From the listing below, pick out each line with the word "grid".

━━━ Provided records

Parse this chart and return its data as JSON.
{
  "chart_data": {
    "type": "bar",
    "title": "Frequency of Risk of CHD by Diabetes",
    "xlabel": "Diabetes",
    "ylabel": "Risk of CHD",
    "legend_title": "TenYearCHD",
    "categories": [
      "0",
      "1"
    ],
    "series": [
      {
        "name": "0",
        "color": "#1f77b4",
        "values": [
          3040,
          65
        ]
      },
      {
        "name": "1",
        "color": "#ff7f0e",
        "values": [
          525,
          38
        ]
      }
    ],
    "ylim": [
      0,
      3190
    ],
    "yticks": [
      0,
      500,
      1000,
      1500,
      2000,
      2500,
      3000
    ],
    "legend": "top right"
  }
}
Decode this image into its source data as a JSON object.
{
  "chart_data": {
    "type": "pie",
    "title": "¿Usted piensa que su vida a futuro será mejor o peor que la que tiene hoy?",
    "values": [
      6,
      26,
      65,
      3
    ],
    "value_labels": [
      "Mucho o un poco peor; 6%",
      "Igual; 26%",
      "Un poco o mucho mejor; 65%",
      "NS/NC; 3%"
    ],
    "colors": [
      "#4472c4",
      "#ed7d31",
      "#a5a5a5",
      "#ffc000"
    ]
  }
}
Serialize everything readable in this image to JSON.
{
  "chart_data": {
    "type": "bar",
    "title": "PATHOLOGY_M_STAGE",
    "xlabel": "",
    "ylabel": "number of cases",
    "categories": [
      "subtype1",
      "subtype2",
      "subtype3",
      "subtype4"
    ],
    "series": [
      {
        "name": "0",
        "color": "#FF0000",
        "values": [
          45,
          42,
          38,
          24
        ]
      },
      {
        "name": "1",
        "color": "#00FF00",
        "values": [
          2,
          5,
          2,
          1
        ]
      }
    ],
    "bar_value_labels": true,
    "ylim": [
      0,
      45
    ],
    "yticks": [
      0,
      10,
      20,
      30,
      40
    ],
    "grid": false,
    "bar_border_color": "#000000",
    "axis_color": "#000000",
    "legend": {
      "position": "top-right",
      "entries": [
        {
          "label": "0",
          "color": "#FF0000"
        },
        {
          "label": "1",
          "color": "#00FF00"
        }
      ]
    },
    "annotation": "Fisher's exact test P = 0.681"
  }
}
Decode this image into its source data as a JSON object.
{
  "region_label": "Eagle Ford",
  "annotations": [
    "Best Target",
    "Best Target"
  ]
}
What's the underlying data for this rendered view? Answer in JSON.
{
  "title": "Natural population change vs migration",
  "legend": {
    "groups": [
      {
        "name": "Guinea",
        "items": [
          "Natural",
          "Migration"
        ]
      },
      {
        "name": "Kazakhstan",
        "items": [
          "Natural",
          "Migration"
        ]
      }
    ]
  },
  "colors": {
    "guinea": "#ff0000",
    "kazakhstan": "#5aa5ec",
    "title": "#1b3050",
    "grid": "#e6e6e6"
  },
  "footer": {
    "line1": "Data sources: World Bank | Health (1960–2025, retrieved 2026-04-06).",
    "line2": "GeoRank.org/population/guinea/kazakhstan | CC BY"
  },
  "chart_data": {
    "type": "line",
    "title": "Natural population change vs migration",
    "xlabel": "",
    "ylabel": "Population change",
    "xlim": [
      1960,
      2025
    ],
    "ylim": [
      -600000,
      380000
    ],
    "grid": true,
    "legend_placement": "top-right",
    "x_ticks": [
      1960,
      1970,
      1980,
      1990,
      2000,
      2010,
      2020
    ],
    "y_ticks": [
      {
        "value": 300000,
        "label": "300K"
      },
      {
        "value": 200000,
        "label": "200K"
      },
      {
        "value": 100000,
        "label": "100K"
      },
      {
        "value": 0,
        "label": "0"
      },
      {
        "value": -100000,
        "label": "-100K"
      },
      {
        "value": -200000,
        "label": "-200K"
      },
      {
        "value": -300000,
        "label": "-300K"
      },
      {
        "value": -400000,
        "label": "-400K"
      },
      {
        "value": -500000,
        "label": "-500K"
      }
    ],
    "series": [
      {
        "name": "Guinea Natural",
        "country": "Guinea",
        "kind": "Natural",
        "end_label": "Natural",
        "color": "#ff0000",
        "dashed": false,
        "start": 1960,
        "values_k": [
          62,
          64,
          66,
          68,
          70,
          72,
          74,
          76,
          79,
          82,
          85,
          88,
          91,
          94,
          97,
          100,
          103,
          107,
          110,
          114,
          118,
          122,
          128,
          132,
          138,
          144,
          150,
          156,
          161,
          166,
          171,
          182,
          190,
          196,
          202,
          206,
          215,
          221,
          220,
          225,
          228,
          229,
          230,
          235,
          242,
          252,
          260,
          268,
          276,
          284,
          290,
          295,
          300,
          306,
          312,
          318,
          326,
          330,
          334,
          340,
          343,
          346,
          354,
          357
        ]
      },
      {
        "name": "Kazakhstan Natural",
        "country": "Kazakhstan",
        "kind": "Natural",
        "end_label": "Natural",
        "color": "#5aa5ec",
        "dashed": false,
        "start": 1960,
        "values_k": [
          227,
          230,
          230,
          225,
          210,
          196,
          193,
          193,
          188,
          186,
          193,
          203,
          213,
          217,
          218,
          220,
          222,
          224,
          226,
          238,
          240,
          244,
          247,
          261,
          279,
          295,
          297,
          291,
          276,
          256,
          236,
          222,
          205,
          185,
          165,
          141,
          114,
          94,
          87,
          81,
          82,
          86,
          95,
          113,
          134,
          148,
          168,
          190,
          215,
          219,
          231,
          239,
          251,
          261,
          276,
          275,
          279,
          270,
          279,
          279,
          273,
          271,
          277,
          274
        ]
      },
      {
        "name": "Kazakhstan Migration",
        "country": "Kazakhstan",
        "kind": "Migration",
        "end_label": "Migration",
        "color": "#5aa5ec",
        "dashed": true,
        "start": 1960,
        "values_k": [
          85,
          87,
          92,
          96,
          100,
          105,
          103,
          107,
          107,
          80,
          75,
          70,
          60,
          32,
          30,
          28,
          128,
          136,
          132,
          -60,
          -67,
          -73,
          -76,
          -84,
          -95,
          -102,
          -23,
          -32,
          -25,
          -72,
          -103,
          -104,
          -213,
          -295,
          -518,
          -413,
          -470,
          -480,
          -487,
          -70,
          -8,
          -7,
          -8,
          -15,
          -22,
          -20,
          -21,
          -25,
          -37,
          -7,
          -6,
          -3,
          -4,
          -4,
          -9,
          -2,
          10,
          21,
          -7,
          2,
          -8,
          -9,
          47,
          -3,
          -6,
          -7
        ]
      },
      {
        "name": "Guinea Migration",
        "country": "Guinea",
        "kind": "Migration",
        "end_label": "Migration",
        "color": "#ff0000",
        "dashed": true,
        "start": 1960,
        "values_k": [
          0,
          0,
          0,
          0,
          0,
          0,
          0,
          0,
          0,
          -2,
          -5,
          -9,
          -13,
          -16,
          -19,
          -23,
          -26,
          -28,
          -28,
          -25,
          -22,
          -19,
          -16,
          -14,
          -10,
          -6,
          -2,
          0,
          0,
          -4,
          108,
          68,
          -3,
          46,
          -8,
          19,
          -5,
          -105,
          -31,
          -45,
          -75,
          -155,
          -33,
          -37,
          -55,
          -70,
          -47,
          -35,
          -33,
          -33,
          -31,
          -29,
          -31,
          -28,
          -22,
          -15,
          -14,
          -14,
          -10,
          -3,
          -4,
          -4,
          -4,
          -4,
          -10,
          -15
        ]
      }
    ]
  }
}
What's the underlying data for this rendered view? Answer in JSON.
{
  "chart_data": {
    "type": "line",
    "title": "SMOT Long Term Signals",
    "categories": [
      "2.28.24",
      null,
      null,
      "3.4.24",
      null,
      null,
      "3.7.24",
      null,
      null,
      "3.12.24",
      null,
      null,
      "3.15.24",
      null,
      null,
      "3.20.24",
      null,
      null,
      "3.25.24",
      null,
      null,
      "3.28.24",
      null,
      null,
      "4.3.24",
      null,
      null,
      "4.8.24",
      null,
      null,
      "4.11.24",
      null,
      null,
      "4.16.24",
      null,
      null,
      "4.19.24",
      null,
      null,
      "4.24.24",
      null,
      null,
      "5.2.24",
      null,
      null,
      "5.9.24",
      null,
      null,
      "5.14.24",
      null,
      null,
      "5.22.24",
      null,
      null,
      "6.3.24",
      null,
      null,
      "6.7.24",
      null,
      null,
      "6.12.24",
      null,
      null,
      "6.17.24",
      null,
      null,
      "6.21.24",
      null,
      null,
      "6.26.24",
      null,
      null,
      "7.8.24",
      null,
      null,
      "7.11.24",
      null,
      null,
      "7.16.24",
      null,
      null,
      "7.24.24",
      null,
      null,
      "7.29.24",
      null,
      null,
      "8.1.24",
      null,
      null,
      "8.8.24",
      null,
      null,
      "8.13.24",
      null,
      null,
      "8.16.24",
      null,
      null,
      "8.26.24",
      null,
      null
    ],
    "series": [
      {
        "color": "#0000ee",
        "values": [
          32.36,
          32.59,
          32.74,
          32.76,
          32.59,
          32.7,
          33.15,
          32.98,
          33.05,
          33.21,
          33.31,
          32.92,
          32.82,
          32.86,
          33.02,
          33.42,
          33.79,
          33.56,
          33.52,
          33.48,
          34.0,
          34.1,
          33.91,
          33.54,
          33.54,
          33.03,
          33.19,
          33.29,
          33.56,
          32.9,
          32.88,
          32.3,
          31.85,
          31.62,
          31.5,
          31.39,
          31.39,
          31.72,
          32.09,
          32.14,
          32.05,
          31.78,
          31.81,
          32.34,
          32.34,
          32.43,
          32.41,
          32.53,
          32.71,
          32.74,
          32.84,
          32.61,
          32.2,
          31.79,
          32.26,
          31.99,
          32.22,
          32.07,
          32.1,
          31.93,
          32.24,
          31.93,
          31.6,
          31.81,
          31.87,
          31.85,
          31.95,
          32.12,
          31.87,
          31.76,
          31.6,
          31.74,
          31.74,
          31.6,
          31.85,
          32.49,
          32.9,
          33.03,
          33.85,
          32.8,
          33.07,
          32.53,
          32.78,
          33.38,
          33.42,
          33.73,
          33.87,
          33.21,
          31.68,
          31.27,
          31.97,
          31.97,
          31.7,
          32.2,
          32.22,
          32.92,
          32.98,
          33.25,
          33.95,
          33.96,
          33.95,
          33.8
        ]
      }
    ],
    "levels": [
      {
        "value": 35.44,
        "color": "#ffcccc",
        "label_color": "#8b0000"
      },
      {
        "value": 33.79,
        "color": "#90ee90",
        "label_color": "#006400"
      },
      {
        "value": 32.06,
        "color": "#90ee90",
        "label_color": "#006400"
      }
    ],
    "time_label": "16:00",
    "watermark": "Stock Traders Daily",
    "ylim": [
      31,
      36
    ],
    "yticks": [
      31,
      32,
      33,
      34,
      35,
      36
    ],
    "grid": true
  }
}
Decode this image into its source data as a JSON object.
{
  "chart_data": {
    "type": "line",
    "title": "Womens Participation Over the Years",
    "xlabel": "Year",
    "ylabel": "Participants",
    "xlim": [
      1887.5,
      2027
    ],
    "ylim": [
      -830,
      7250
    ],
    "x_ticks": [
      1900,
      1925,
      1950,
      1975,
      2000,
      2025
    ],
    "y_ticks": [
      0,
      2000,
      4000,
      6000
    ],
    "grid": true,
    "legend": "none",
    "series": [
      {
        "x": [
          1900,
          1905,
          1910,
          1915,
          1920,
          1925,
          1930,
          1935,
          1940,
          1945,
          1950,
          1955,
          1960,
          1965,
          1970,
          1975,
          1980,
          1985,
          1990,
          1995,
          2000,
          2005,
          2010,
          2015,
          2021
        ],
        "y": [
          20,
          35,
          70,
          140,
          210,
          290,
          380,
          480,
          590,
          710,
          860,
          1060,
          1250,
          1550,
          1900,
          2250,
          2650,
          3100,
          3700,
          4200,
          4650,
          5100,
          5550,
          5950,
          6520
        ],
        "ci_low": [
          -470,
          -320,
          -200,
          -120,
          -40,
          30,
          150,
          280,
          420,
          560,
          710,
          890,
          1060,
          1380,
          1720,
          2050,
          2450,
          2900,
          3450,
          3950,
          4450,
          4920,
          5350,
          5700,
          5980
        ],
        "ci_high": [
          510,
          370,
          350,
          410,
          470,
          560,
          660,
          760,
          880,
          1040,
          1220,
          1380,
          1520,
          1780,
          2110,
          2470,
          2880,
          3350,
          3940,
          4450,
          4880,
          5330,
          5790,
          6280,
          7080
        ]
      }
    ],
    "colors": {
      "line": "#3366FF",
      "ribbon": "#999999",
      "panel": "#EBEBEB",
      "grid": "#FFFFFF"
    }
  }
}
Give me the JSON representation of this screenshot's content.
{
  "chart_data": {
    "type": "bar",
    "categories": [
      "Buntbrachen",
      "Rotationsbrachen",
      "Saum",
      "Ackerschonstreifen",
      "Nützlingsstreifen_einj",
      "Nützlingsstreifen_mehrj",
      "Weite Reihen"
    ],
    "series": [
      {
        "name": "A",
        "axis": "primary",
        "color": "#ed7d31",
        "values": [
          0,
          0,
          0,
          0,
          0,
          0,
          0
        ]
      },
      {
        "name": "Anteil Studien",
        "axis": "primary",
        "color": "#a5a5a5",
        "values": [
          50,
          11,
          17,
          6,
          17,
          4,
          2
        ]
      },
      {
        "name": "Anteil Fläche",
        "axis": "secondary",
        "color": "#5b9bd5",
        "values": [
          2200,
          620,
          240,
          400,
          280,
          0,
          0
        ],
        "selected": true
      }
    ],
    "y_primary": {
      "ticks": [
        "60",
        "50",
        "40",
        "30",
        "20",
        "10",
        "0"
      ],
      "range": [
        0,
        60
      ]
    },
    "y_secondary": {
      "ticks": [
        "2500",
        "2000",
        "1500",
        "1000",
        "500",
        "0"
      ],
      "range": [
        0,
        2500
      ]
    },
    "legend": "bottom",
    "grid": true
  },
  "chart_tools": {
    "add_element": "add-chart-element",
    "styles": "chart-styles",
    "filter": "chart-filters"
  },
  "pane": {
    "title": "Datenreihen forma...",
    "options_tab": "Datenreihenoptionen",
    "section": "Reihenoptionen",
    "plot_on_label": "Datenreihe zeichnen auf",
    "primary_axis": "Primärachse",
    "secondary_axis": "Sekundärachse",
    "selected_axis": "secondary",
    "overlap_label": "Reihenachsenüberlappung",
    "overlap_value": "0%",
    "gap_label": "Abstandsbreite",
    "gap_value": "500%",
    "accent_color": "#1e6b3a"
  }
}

━━━━━━

Response for this exercise:
    "grid": false,
    "grid": "#e6e6e6"
    "grid": true,
    "grid": true
    "grid": true,
      "grid": "#FFFFFF"
    "grid": true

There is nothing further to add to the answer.